_Challenge:_
Copy out each line containing "related" from the entries below.

□ □ □ □ □ □ □

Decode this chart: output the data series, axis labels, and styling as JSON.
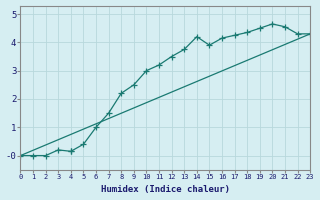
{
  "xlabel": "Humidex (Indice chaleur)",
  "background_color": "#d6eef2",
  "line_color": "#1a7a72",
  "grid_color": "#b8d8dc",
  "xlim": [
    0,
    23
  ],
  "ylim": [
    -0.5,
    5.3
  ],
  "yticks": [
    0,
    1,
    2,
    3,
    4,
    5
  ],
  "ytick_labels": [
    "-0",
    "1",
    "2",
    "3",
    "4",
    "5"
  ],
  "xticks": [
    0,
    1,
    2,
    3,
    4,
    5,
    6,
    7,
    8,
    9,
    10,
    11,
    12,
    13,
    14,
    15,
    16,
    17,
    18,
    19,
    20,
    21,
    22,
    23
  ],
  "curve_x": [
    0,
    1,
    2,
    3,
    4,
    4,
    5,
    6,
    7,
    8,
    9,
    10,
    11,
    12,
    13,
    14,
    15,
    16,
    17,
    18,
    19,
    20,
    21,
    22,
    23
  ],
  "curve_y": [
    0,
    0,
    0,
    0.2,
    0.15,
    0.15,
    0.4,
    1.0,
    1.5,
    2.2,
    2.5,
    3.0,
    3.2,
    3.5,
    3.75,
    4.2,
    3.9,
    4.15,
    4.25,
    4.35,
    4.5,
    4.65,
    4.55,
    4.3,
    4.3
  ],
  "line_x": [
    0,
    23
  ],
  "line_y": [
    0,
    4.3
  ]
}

□ □ □ □ □ □ □

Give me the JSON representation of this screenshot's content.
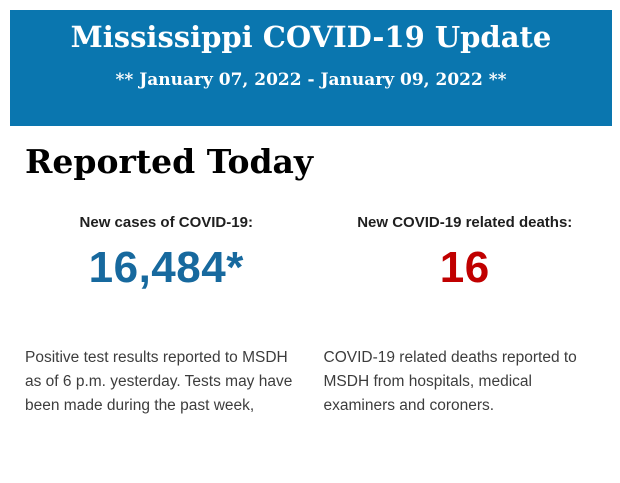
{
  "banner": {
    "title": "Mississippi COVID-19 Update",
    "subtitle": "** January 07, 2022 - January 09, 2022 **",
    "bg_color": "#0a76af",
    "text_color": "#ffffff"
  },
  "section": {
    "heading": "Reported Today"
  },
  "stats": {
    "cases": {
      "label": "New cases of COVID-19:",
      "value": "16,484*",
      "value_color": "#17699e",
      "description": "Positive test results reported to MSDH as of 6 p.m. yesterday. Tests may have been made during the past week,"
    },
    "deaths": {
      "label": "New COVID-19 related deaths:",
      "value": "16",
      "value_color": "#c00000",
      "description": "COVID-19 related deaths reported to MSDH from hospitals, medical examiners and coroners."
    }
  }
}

□ □ □ □ □ □ □

_The result:_
      "label": "New COVID-19 related deaths:",
      "description": "COVID-19 related deaths reported to MSDH from hospitals, medical examiners and coroners."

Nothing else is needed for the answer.